**WHAT IS EXPECTED:** Beneath this task is a listing; retype all of it exactly.

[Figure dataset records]
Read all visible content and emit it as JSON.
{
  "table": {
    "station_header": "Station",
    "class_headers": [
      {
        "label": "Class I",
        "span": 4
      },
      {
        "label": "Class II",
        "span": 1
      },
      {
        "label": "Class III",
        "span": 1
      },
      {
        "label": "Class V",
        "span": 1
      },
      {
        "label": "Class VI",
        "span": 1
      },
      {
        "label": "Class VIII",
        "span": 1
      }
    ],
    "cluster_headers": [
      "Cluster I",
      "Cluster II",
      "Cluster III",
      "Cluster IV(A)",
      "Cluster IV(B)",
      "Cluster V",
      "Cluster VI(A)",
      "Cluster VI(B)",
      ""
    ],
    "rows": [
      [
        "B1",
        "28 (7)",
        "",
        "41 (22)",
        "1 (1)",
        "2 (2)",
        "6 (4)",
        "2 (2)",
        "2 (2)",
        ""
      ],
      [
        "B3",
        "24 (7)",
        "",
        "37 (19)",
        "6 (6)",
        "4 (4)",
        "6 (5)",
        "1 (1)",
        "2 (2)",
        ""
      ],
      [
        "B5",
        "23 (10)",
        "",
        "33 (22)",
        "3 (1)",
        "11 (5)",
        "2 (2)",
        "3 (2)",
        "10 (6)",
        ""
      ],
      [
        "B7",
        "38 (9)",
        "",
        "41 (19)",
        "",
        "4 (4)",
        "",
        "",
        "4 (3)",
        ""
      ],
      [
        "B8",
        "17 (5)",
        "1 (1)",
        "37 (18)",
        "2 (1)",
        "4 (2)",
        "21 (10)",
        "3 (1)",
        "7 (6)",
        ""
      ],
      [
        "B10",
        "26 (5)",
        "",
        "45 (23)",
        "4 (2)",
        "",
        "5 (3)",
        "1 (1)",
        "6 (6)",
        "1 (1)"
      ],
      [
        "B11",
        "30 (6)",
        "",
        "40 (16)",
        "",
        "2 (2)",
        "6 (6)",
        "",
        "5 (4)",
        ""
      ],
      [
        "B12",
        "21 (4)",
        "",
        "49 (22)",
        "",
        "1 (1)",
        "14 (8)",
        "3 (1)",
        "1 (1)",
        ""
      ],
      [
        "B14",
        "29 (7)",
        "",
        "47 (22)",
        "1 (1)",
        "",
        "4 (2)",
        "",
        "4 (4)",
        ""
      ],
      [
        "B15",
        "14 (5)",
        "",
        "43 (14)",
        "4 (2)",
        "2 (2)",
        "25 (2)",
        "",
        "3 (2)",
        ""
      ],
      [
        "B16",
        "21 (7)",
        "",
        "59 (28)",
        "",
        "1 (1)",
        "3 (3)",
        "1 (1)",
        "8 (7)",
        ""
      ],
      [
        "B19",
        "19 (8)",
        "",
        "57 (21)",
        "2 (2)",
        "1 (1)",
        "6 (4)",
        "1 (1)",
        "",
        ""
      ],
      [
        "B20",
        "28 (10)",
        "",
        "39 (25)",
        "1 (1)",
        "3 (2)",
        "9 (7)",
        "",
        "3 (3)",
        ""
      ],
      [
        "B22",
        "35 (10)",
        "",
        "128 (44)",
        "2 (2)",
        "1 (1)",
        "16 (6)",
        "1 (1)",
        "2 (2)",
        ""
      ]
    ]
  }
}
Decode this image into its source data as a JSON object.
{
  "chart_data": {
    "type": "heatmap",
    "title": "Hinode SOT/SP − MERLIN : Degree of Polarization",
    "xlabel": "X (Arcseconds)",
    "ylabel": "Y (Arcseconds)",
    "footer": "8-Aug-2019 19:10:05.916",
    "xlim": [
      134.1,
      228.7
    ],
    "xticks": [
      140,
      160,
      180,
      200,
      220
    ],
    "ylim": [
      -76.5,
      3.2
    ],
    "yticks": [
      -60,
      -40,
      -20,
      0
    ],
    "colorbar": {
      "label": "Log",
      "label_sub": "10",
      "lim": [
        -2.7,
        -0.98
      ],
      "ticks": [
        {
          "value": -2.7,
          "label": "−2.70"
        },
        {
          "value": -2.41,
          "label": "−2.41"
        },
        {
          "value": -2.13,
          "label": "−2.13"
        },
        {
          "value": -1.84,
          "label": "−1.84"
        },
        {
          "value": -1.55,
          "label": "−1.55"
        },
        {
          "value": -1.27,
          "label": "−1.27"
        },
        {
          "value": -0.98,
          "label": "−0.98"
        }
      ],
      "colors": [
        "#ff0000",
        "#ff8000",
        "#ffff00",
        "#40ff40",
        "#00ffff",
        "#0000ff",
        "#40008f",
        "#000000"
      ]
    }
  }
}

**ANSWER TO THIS EXERCISE:**
Read all visible content and emit it as JSON.
{
  "table": {
    "station_header": "Station",
    "class_headers": [
      {
        "label": "Class I",
        "span": 4
      },
      {
        "label": "Class II",
        "span": 1
      },
      {
        "label": "Class III",
        "span": 1
      },
      {
        "label": "Class V",
        "span": 1
      },
      {
        "label": "Class VI",
        "span": 1
      },
      {
        "label": "Class VIII",
        "span": 1
      }
    ],
    "cluster_headers": [
      "Cluster I",
      "Cluster II",
      "Cluster III",
      "Cluster IV(A)",
      "Cluster IV(B)",
      "Cluster V",
      "Cluster VI(A)",
      "Cluster VI(B)",
      ""
    ],
    "rows": [
      [
        "B1",
        "28 (7)",
        "",
        "41 (22)",
        "1 (1)",
        "2 (2)",
        "6 (4)",
        "2 (2)",
        "2 (2)",
        ""
      ],
      [
        "B3",
        "24 (7)",
        "",
        "37 (19)",
        "6 (6)",
        "4 (4)",
        "6 (5)",
        "1 (1)",
        "2 (2)",
        ""
      ],
      [
        "B5",
        "23 (10)",
        "",
        "33 (22)",
        "3 (1)",
        "11 (5)",
        "2 (2)",
        "3 (2)",
        "10 (6)",
        ""
      ],
      [
        "B7",
        "38 (9)",
        "",
        "41 (19)",
        "",
        "4 (4)",
        "",
        "",
        "4 (3)",
        ""
      ],
      [
        "B8",
        "17 (5)",
        "1 (1)",
        "37 (18)",
        "2 (1)",
        "4 (2)",
        "21 (10)",
        "3 (1)",
        "7 (6)",
        ""
      ],
      [
        "B10",
        "26 (5)",
        "",
        "45 (23)",
        "4 (2)",
        "",
        "5 (3)",
        "1 (1)",
        "6 (6)",
        "1 (1)"
      ],
      [
        "B11",
        "30 (6)",
        "",
        "40 (16)",
        "",
        "2 (2)",
        "6 (6)",
        "",
        "5 (4)",
        ""
      ],
      [
        "B12",
        "21 (4)",
        "",
        "49 (22)",
        "",
        "1 (1)",
        "14 (8)",
        "3 (1)",
        "1 (1)",
        ""
      ],
      [
        "B14",
        "29 (7)",
        "",
        "47 (22)",
        "1 (1)",
        "",
        "4 (2)",
        "",
        "4 (4)",
        ""
      ],
      [
        "B15",
        "14 (5)",
        "",
        "43 (14)",
        "4 (2)",
        "2 (2)",
        "25 (2)",
        "",
        "3 (2)",
        ""
      ],
      [
        "B16",
        "21 (7)",
        "",
        "59 (28)",
        "",
        "1 (1)",
        "3 (3)",
        "1 (1)",
        "8 (7)",
        ""
      ],
      [
        "B19",
        "19 (8)",
        "",
        "57 (21)",
        "2 (2)",
        "1 (1)",
        "6 (4)",
        "1 (1)",
        "",
        ""
      ],
      [
        "B20",
        "28 (10)",
        "",
        "39 (25)",
        "1 (1)",
        "3 (2)",
        "9 (7)",
        "",
        "3 (3)",
        ""
      ],
      [
        "B22",
        "35 (10)",
        "",
        "128 (44)",
        "2 (2)",
        "1 (1)",
        "16 (6)",
        "1 (1)",
        "2 (2)",
        ""
      ]
    ]
  }
}
Decode this image into its source data as a JSON object.
{
  "chart_data": {
    "type": "heatmap",
    "title": "Hinode SOT/SP − MERLIN : Degree of Polarization",
    "xlabel": "X (Arcseconds)",
    "ylabel": "Y (Arcseconds)",
    "footer": "8-Aug-2019 19:10:05.916",
    "xlim": [
      134.1,
      228.7
    ],
    "xticks": [
      140,
      160,
      180,
      200,
      220
    ],
    "ylim": [
      -76.5,
      3.2
    ],
    "yticks": [
      -60,
      -40,
      -20,
      0
    ],
    "colorbar": {
      "label": "Log",
      "label_sub": "10",
      "lim": [
        -2.7,
        -0.98
      ],
      "ticks": [
        {
          "value": -2.7,
          "label": "−2.70"
        },
        {
          "value": -2.41,
          "label": "−2.41"
        },
        {
          "value": -2.13,
          "label": "−2.13"
        },
        {
          "value": -1.84,
          "label": "−1.84"
        },
        {
          "value": -1.55,
          "label": "−1.55"
        },
        {
          "value": -1.27,
          "label": "−1.27"
        },
        {
          "value": -0.98,
          "label": "−0.98"
        }
      ],
      "colors": [
        "#ff0000",
        "#ff8000",
        "#ffff00",
        "#40ff40",
        "#00ffff",
        "#0000ff",
        "#40008f",
        "#000000"
      ]
    }
  }
}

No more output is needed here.